I'll bet. That's why we haven't done it yet.....we're trying to figure out how to get the pickup close enough to the pen...and what to use to get it all out of there, etc. It looks like a pretty big job! 

We have what they call "screenings" in our barn. It's really fine rock shavings that are supposed to be good for livestock. In the pen we have straw on that--and add to it when needed.

Dee


----------



## moosemaniac (Mar 7, 2003)

We're renting a Bobcat from friends for Memorial Day weekend. I figure we can clean out the barn and pile that stuff up to make garden mounds all over the place at the same time.

Ruth


----------



## Junkmanme (Dec 16, 2006)

I can't imagine that you would have any straw to "clean out". My neighbor's goats eat every bit of straw they can find...(and anything else!)


----------



## MamaDee (May 10, 2006)

I can't imagine that you would have any straw to "clean out". My neighbor's goats eat every bit of straw they can find...(and anything else!)>>>

THey only eat the straw when we first put it in....then they don't. And yes, there is alot to clean out. It's prbably six inches thick. More since I just added a bale.

**Task instructions**
1. In the forum thread about cleaning out the goat pen, what are the "screenings" in Dee's barn?
2. Write the next part of the forum thread about cleaning out the goat pen, picking up after its final post.

**Stored records**
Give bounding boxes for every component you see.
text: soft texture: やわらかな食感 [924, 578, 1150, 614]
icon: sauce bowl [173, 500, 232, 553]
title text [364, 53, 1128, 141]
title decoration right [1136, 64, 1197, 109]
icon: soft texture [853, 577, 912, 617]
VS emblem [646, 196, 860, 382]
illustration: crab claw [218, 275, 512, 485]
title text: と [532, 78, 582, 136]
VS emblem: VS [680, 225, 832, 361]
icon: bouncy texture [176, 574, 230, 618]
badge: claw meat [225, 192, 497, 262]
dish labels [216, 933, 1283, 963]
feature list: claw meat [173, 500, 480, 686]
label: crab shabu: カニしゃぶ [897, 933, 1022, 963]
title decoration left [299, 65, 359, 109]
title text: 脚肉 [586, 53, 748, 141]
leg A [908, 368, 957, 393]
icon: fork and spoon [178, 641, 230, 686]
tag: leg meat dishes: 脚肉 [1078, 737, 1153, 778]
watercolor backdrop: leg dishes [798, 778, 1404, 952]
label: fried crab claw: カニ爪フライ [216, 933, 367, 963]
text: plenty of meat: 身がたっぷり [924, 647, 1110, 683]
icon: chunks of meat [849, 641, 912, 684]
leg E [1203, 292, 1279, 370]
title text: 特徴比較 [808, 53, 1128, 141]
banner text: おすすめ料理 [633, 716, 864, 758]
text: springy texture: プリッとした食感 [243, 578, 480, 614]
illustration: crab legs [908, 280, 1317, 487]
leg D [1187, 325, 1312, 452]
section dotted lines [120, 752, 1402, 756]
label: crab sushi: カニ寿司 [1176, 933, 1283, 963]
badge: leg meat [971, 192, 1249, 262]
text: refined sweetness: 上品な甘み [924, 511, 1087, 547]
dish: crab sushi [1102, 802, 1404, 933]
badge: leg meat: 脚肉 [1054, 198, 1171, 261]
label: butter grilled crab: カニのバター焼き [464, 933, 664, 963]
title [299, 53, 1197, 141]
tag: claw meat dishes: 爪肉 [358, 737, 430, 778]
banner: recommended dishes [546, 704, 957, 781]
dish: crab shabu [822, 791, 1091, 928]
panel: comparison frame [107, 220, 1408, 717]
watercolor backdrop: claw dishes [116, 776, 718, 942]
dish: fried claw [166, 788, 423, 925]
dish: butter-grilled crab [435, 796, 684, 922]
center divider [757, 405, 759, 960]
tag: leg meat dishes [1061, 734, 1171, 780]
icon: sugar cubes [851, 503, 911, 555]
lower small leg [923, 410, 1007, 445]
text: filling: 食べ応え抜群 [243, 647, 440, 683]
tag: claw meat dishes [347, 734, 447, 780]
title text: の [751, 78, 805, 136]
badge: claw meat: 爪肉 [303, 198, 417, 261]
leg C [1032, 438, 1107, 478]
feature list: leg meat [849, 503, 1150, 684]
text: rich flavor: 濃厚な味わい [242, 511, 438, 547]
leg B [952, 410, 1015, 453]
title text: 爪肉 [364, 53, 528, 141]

**Answers for the exercise**
1. Really fine rock shavings that are supposed to be good for livestock.

2.
We'd have to take the pen fence apart to get a bobcat in there. It's combo panels with four by fours. I guess we could, but I was thinking more along the lines of a pitchfork. Or isn't there a better tool to use. A manure fork, or something like that?


Oh, and since you are getting a bobcat.....how deep is your straw....how often do you do that full clean out?

Dee


----------



## moosemaniac (Mar 7, 2003)

MamaDee said:


> Oh, and since you are getting a bobcat.....how deep is your straw....how often do you do that full clean out?


Usually we clean it much more often, but this year there was so much snow and it was so cold, we just kept adding straw bedding over top. It was quite warm in the barn all winter because of it. Now, of course, we have to pay the piper, so to speak.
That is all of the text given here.